*WRITTEN PROBLEM*
Read the lines that follow and pick out every one containing the word "числе".

Data records:
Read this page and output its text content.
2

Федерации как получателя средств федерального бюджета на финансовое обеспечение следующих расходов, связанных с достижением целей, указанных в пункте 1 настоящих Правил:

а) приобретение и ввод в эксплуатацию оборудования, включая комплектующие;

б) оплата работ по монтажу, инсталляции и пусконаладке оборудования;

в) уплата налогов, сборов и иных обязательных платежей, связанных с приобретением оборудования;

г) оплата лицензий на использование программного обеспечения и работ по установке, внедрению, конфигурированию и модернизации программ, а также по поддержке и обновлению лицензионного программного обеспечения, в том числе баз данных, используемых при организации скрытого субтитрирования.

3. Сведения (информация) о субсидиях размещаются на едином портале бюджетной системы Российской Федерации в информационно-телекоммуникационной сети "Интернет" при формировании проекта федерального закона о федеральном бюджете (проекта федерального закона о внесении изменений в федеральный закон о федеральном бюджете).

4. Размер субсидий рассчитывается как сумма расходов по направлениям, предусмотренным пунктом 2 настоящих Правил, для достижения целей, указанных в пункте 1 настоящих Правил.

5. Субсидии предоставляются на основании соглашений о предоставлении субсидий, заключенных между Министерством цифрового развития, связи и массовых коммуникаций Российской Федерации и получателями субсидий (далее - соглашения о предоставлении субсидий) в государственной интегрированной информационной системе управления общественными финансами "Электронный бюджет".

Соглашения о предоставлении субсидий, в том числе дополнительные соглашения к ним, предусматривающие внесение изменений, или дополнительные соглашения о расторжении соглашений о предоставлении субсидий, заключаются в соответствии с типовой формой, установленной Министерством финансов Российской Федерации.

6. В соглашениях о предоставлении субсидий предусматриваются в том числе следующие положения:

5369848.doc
==
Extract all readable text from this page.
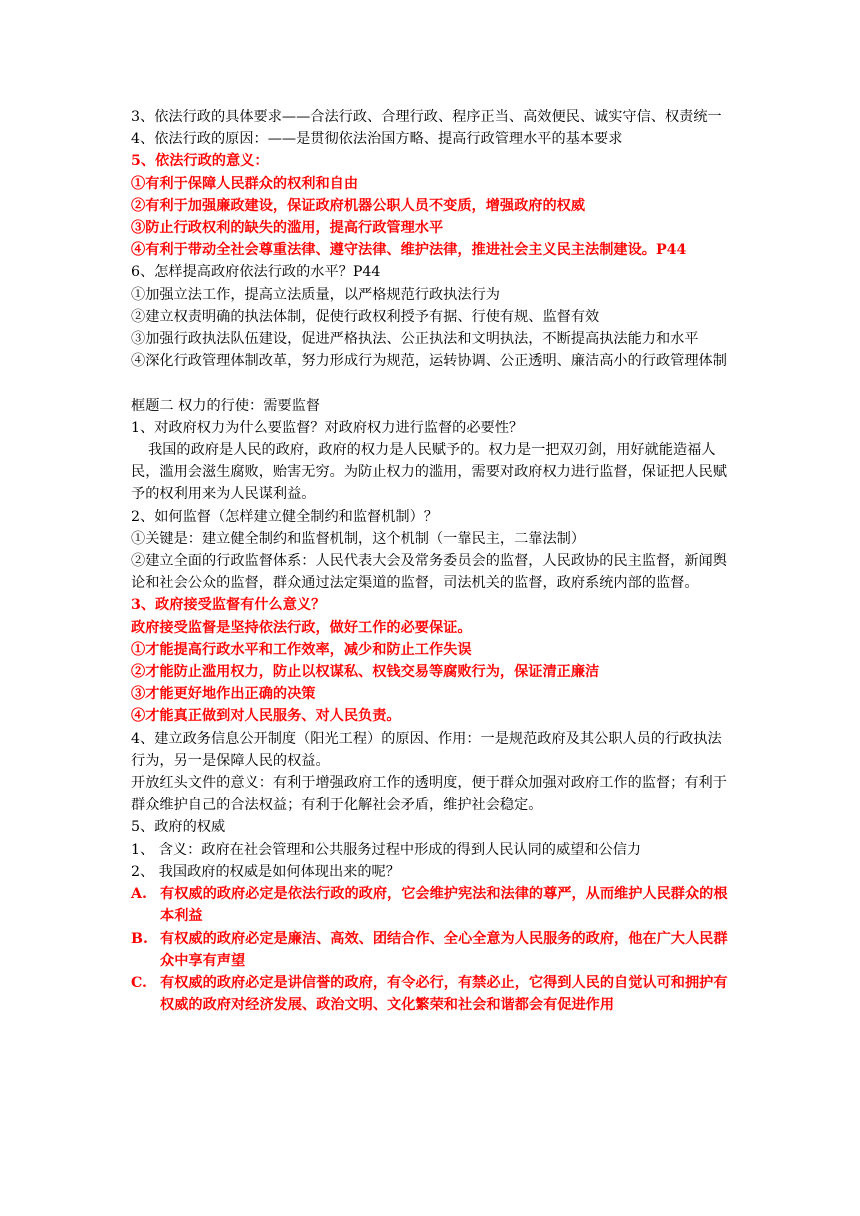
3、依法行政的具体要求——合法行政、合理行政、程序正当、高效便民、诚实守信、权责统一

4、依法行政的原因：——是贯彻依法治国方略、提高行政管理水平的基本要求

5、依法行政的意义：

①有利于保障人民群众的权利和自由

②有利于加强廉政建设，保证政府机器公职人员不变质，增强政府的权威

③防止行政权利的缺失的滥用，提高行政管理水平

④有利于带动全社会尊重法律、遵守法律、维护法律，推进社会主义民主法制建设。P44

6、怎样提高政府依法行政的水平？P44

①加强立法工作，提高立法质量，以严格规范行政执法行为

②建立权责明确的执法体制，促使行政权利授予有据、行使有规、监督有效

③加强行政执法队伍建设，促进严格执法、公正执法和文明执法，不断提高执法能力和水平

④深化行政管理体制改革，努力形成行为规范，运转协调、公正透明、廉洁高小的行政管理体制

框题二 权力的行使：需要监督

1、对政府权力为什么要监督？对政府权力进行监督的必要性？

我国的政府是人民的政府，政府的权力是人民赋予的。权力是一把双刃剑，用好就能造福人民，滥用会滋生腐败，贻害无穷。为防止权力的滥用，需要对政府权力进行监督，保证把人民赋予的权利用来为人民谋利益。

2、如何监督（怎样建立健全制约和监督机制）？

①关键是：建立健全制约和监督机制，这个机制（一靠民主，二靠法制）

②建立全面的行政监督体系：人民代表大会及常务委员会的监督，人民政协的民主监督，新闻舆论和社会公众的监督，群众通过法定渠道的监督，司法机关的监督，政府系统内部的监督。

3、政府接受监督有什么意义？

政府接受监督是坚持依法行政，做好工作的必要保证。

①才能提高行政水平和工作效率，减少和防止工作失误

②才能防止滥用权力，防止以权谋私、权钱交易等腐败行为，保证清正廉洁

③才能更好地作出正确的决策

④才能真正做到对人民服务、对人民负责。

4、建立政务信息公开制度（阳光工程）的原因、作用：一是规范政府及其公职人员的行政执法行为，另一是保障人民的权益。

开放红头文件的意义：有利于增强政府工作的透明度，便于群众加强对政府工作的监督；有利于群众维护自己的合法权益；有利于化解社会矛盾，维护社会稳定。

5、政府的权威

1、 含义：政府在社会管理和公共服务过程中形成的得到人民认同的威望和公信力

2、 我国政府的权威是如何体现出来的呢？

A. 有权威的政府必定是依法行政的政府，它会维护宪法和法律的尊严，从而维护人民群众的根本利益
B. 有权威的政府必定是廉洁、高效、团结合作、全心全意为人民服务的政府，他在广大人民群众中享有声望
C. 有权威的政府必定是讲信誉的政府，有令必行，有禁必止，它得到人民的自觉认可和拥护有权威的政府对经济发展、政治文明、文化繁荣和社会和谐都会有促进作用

*SOLUTION FOR THIS EXERCISE*
г) оплата лицензий на использование программного обеспечения и работ по установке, внедрению, конфигурированию и модернизации программ, а также по поддержке и обновлению лицензионного программного обеспечения, в том числе баз данных, используемых при организации скрытого субтитрирования.
Соглашения о предоставлении субсидий, в том числе дополнительные соглашения к ним, предусматривающие внесение изменений, или дополнительные соглашения о расторжении соглашений о предоставлении субсидий, заключаются в соответствии с типовой формой, установленной Министерством финансов Российской Федерации.
6. В соглашениях о предоставлении субсидий предусматриваются в том числе следующие положения:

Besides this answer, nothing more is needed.